[Start RECORDED DATA]

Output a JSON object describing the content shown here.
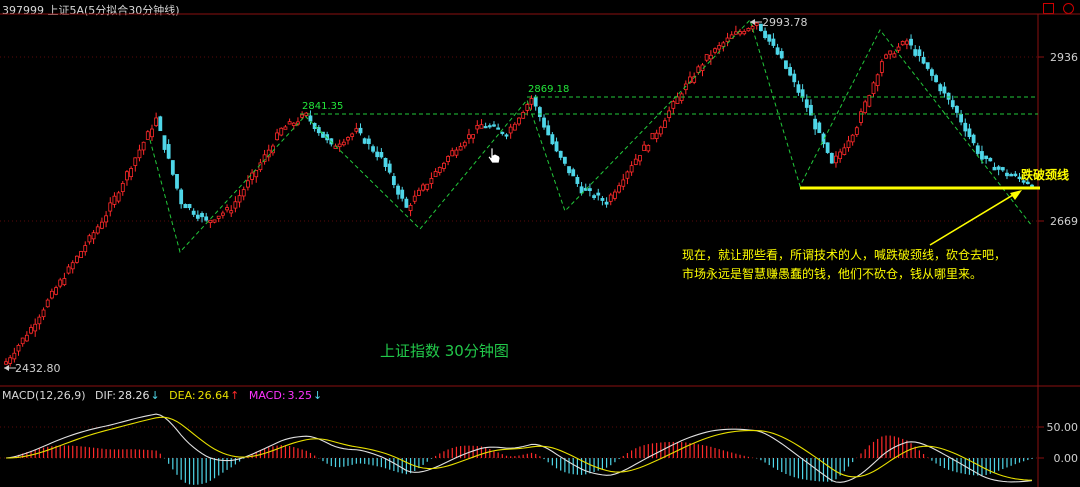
{
  "header": {
    "text": "397999 上证5A(5分拟合30分钟线)"
  },
  "macd_header": {
    "name": "MACD(12,26,9)",
    "dif_label": "DIF:",
    "dif_value": "28.26",
    "dea_label": "DEA:",
    "dea_value": "26.64",
    "macd_label": "MACD:",
    "macd_value": "3.25"
  },
  "chart_title": "上证指数 30分钟图",
  "annotation_text": {
    "line1": "现在，就让那些看，所谓技术的人，喊跌破颈线，砍仓去吧，",
    "line2": "市场永远是智慧赚愚蠢的钱，他们不砍仓，钱从哪里来。"
  },
  "neckline_callout": "跌破颈线",
  "price_labels": {
    "low": "2432.80",
    "high": "2993.78",
    "swing1": "2841.35",
    "swing2": "2869.18"
  },
  "axis_labels": {
    "y_high": "2936",
    "y_low": "2669",
    "macd_upper": "50.00",
    "macd_zero": "0.00"
  },
  "colors": {
    "up": "#ff2a2a",
    "down": "#4fd6e8",
    "zigzag": "#22c83a",
    "neckline": "#ffff00",
    "dif": "#e0e0e0",
    "dea": "#e8e000",
    "macd_label": "#ff33ff",
    "grid": "#8a1010"
  },
  "chart_data": {
    "type": "candlestick",
    "title": "上证指数 30分钟图",
    "price_low": 2432.8,
    "price_high": 2993.78,
    "key_levels": {
      "2841.35": 2841.35,
      "2869.18": 2869.18
    },
    "y_ticks": [
      2936,
      2669
    ],
    "close_path": [
      2440,
      2495,
      2560,
      2620,
      2680,
      2760,
      2835,
      2700,
      2668,
      2690,
      2752,
      2818,
      2841,
      2790,
      2815,
      2770,
      2690,
      2740,
      2790,
      2825,
      2812,
      2869,
      2780,
      2720,
      2700,
      2762,
      2815,
      2880,
      2935,
      2970,
      2993,
      2930,
      2855,
      2760,
      2825,
      2930,
      2962,
      2905,
      2845,
      2770,
      2745,
      2730
    ],
    "macd": {
      "dif": 28.26,
      "dea": 26.64,
      "macd": 3.25,
      "y_ticks": [
        50.0,
        0.0
      ]
    }
  }
}
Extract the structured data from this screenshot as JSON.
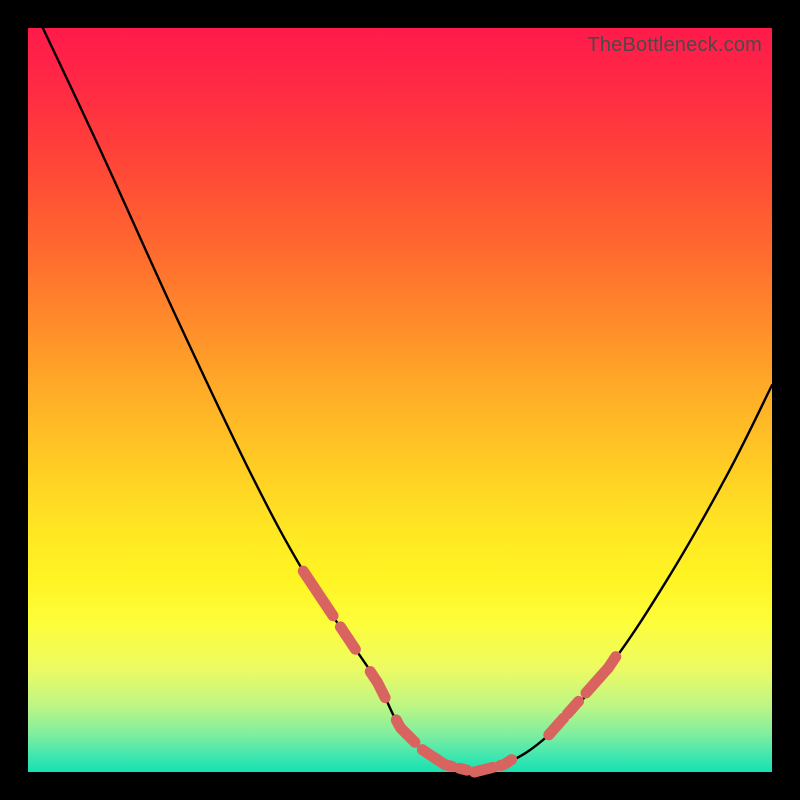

[End RECORDED DATA]

* _SHORT PROBLEM_
Images in the records should not be copied. Repeat all the rest exactly.

* _REPLY_
Output a JSON object describing the content shown here.
{
  "header": {
    "text": "397999 上证5A(5分拟合30分钟线)"
  },
  "macd_header": {
    "name": "MACD(12,26,9)",
    "dif_label": "DIF:",
    "dif_value": "28.26",
    "dea_label": "DEA:",
    "dea_value": "26.64",
    "macd_label": "MACD:",
    "macd_value": "3.25"
  },
  "chart_title": "上证指数 30分钟图",
  "annotation_text": {
    "line1": "现在，就让那些看，所谓技术的人，喊跌破颈线，砍仓去吧，",
    "line2": "市场永远是智慧赚愚蠢的钱，他们不砍仓，钱从哪里来。"
  },
  "neckline_callout": "跌破颈线",
  "price_labels": {
    "low": "2432.80",
    "high": "2993.78",
    "swing1": "2841.35",
    "swing2": "2869.18"
  },
  "axis_labels": {
    "y_high": "2936",
    "y_low": "2669",
    "macd_upper": "50.00",
    "macd_zero": "0.00"
  },
  "colors": {
    "up": "#ff2a2a",
    "down": "#4fd6e8",
    "zigzag": "#22c83a",
    "neckline": "#ffff00",
    "dif": "#e0e0e0",
    "dea": "#e8e000",
    "macd_label": "#ff33ff",
    "grid": "#8a1010"
  },
  "chart_data": {
    "type": "candlestick",
    "title": "上证指数 30分钟图",
    "price_low": 2432.8,
    "price_high": 2993.78,
    "key_levels": {
      "2841.35": 2841.35,
      "2869.18": 2869.18
    },
    "y_ticks": [
      2936,
      2669
    ],
    "close_path": [
      2440,
      2495,
      2560,
      2620,
      2680,
      2760,
      2835,
      2700,
      2668,
      2690,
      2752,
      2818,
      2841,
      2790,
      2815,
      2770,
      2690,
      2740,
      2790,
      2825,
      2812,
      2869,
      2780,
      2720,
      2700,
      2762,
      2815,
      2880,
      2935,
      2970,
      2993,
      2930,
      2855,
      2760,
      2825,
      2930,
      2962,
      2905,
      2845,
      2770,
      2745,
      2730
    ],
    "macd": {
      "dif": 28.26,
      "dea": 26.64,
      "macd": 3.25,
      "y_ticks": [
        50.0,
        0.0
      ]
    }
  }
}
Extract the structured data from this screenshot as JSON.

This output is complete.